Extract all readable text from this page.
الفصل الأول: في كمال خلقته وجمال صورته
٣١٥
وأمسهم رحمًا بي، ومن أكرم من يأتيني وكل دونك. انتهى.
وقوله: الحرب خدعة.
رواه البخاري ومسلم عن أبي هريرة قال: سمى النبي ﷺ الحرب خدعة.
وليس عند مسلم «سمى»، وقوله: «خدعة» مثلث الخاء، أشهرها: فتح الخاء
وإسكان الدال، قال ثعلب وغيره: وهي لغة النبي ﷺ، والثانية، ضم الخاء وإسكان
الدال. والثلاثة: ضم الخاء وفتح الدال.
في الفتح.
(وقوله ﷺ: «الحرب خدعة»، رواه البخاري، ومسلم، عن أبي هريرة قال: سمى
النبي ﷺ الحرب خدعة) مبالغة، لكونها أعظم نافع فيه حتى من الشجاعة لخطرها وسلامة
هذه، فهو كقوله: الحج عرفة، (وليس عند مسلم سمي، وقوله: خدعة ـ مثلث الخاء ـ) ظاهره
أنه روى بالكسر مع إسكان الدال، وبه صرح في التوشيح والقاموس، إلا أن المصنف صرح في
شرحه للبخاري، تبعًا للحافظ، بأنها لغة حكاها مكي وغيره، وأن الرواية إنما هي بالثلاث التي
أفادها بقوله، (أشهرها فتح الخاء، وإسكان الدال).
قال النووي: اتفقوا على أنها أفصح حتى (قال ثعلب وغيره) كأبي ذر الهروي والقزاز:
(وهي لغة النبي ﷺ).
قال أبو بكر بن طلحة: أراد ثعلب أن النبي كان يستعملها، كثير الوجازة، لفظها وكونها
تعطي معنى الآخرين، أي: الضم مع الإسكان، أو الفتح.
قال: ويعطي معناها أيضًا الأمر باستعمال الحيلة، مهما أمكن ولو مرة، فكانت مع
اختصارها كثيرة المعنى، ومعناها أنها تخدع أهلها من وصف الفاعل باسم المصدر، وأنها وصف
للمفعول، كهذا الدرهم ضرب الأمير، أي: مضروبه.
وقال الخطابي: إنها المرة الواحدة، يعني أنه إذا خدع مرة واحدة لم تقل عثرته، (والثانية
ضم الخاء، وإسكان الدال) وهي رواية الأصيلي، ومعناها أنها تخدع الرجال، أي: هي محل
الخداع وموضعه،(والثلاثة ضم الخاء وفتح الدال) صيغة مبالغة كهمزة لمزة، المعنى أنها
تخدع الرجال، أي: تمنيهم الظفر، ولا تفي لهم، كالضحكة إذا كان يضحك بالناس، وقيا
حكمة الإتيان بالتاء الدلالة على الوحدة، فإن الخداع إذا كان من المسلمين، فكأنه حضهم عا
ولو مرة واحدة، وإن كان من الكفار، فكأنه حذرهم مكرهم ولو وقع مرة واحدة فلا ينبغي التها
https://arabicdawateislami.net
========================================
TASK REQUIREMENTS:
Check each line above for the string "مثلث" and show the ones that have it.

TASK SOLUTION:
وليس عند مسلم «سمى»، وقوله: «خدعة» مثلث الخاء، أشهرها: فتح الخاء
هذه، فهو كقوله: الحج عرفة، (وليس عند مسلم سمي، وقوله: خدعة ـ مثلث الخاء ـ) ظاهره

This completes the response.